> PROBLEM STATEMENT:
Write out all the entries word for word and omit any pictures.

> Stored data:
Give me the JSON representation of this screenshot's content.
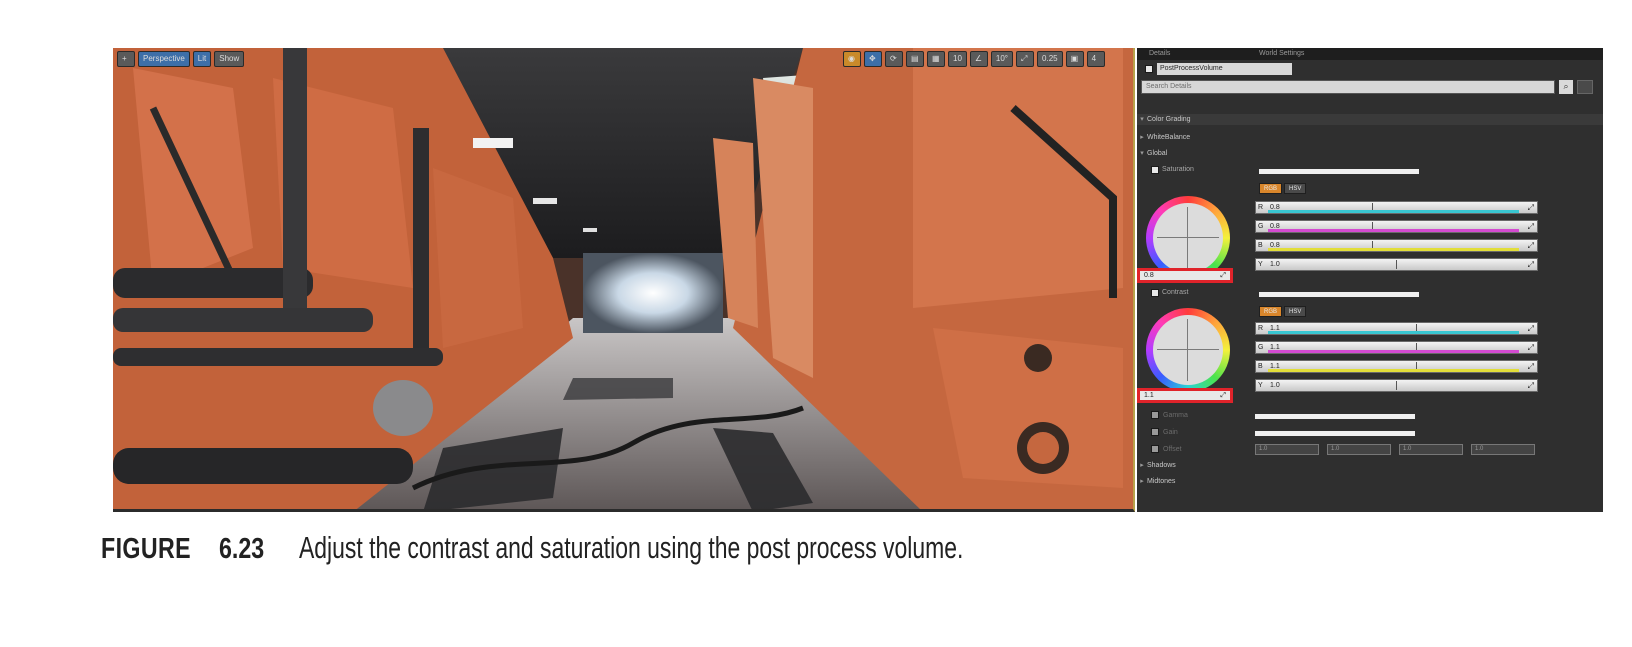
{
  "viewport": {
    "left_buttons": [
      "+",
      "Perspective",
      "Lit",
      "Show"
    ],
    "right_buttons": [
      "◉",
      "✥",
      "⟳",
      "▤",
      "▦",
      "10",
      "∠",
      "10°",
      "⤢",
      "0.25",
      "▣",
      "4"
    ]
  },
  "details_panel": {
    "tabs": [
      "Details",
      "World Settings"
    ],
    "object_name": "PostProcessVolume",
    "search_placeholder": "Search Details",
    "sections": {
      "color_grading": "Color Grading",
      "white_balance": "WhiteBalance",
      "global": "Global",
      "saturation": "Saturation",
      "contrast": "Contrast",
      "gamma": "Gamma",
      "gain": "Gain",
      "offset": "Offset",
      "shadows": "Shadows",
      "midtones": "Midtones"
    },
    "mode_buttons": [
      "RGB",
      "HSV"
    ],
    "saturation": {
      "wheel_value": "0.8",
      "sliders": [
        {
          "label": "R",
          "value": "0.8"
        },
        {
          "label": "G",
          "value": "0.8"
        },
        {
          "label": "B",
          "value": "0.8"
        },
        {
          "label": "Y",
          "value": "1.0"
        }
      ]
    },
    "contrast": {
      "wheel_value": "1.1",
      "sliders": [
        {
          "label": "R",
          "value": "1.1"
        },
        {
          "label": "G",
          "value": "1.1"
        },
        {
          "label": "B",
          "value": "1.1"
        },
        {
          "label": "Y",
          "value": "1.0"
        }
      ]
    },
    "gamma_fields": [
      "1.0",
      "1.0",
      "1.0",
      "1.0"
    ],
    "colors": {
      "highlight_box": "#e0232a",
      "active_mode": "#d9862b"
    }
  },
  "caption": {
    "label": "FIGURE",
    "number": "6.23",
    "text": "Adjust the contrast and saturation using the post process volume."
  }
}
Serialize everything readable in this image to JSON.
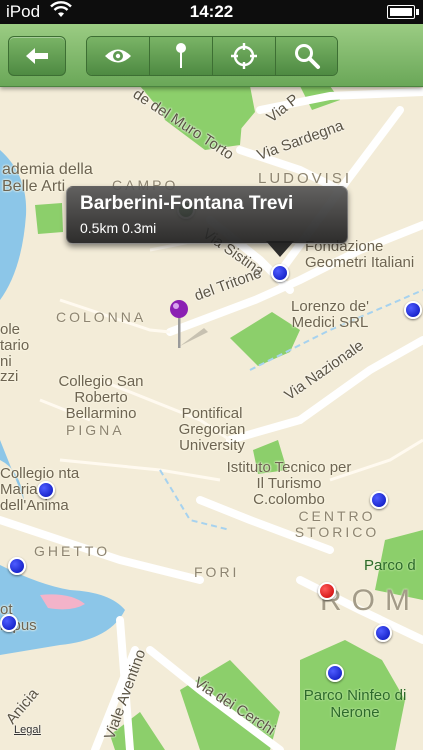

> PROBLEM SOLUTION:
Give me the JSON representation of this screenshot's content.
{
  "viewport": {
    "left_buttons": [
      "+",
      "Perspective",
      "Lit",
      "Show"
    ],
    "right_buttons": [
      "◉",
      "✥",
      "⟳",
      "▤",
      "▦",
      "10",
      "∠",
      "10°",
      "⤢",
      "0.25",
      "▣",
      "4"
    ]
  },
  "details_panel": {
    "tabs": [
      "Details",
      "World Settings"
    ],
    "object_name": "PostProcessVolume",
    "search_placeholder": "Search Details",
    "sections": {
      "color_grading": "Color Grading",
      "white_balance": "WhiteBalance",
      "global": "Global",
      "saturation": "Saturation",
      "contrast": "Contrast",
      "gamma": "Gamma",
      "gain": "Gain",
      "offset": "Offset",
      "shadows": "Shadows",
      "midtones": "Midtones"
    },
    "mode_buttons": [
      "RGB",
      "HSV"
    ],
    "saturation": {
      "wheel_value": "0.8",
      "sliders": [
        {
          "label": "R",
          "value": "0.8"
        },
        {
          "label": "G",
          "value": "0.8"
        },
        {
          "label": "B",
          "value": "0.8"
        },
        {
          "label": "Y",
          "value": "1.0"
        }
      ]
    },
    "contrast": {
      "wheel_value": "1.1",
      "sliders": [
        {
          "label": "R",
          "value": "1.1"
        },
        {
          "label": "G",
          "value": "1.1"
        },
        {
          "label": "B",
          "value": "1.1"
        },
        {
          "label": "Y",
          "value": "1.0"
        }
      ]
    },
    "gamma_fields": [
      "1.0",
      "1.0",
      "1.0",
      "1.0"
    ],
    "colors": {
      "highlight_box": "#e0232a",
      "active_mode": "#d9862b"
    }
  },
  "caption": {
    "label": "FIGURE",
    "number": "6.23",
    "text": "Adjust the contrast and saturation using the post process volume."
  }
}
Serialize everything readable in this image to JSON.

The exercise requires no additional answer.